● **What you should do**
Don't copy the pictures; return every other part of the records exactly.

● **Data in this exercise**
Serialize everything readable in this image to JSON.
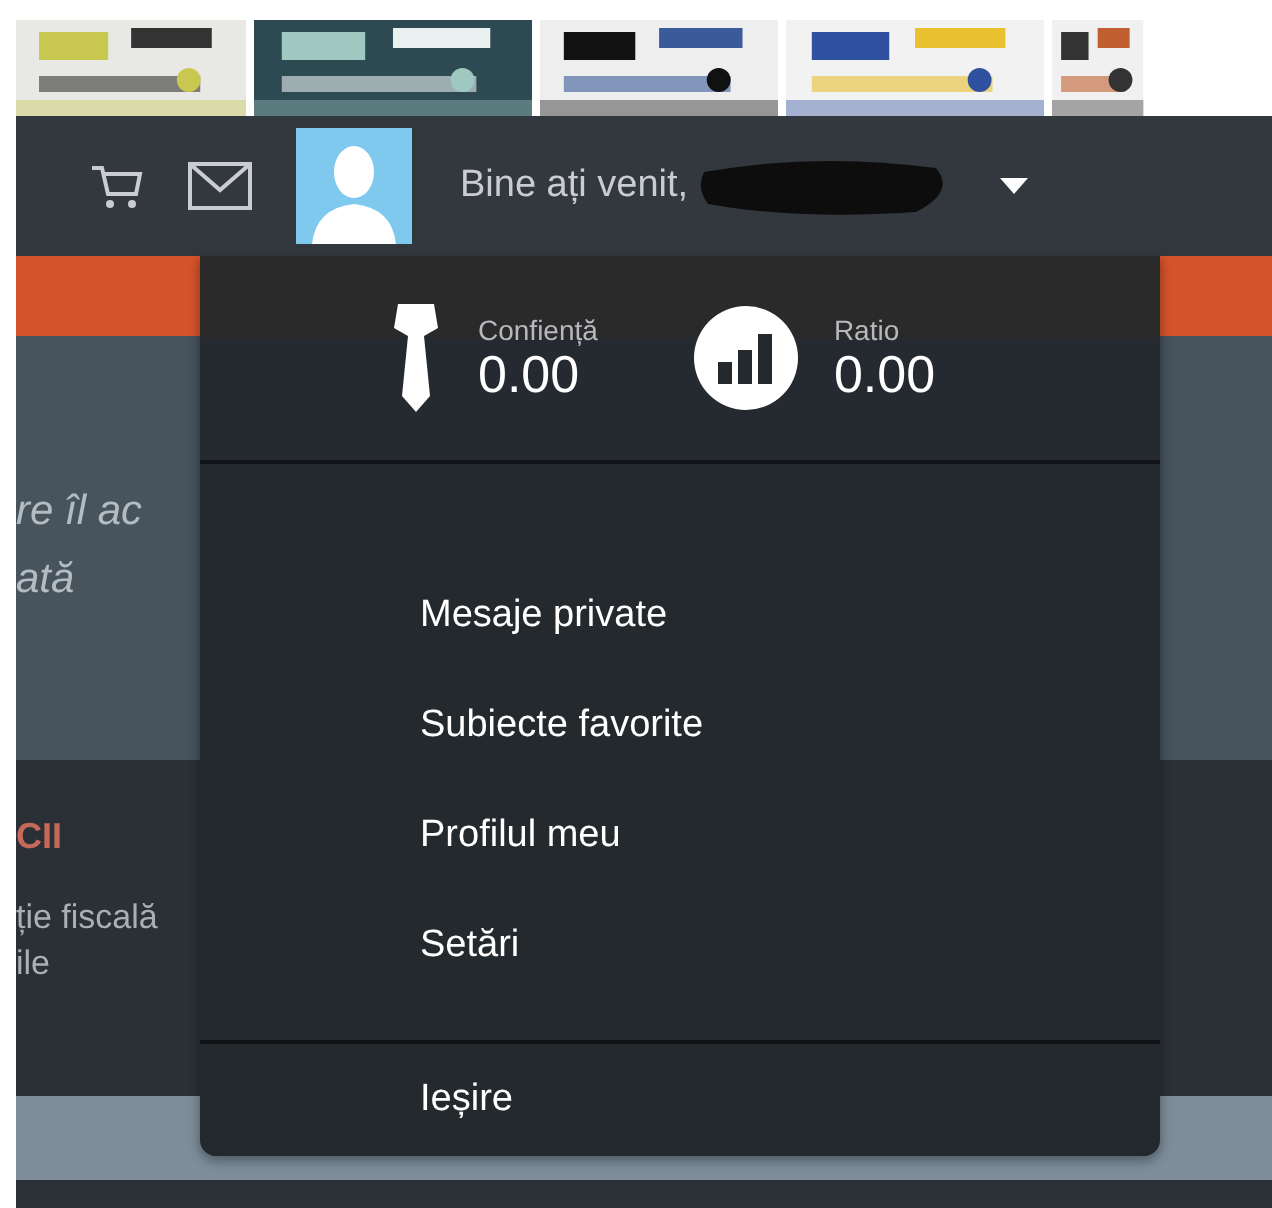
{
  "header": {
    "greeting": "Bine ați venit,",
    "name_redacted": true
  },
  "background": {
    "quote_lines": [
      "re îl ac",
      "ată"
    ],
    "section_title": "CII",
    "section_lines": [
      "ție fiscală",
      "ile"
    ]
  },
  "user_menu": {
    "stats": [
      {
        "kind": "tie",
        "label": "Confiență",
        "value": "0.00"
      },
      {
        "kind": "chart",
        "label": "Ratio",
        "value": "0.00"
      }
    ],
    "items": [
      "Mesaje private",
      "Subiecte favorite",
      "Profilul meu",
      "Setări"
    ],
    "exit": "Ieșire"
  }
}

● **Finished task**
Serialize everything readable in this image to JSON.
{
  "header": {
    "greeting": "Bine ați venit,",
    "name_redacted": true
  },
  "background": {
    "quote_lines": [
      "re îl ac",
      "ată"
    ],
    "section_title": "CII",
    "section_lines": [
      "ție fiscală",
      "ile"
    ]
  },
  "user_menu": {
    "stats": [
      {
        "kind": "tie",
        "label": "Confiență",
        "value": "0.00"
      },
      {
        "kind": "chart",
        "label": "Ratio",
        "value": "0.00"
      }
    ],
    "items": [
      "Mesaje private",
      "Subiecte favorite",
      "Profilul meu",
      "Setări"
    ],
    "exit": "Ieșire"
  }
}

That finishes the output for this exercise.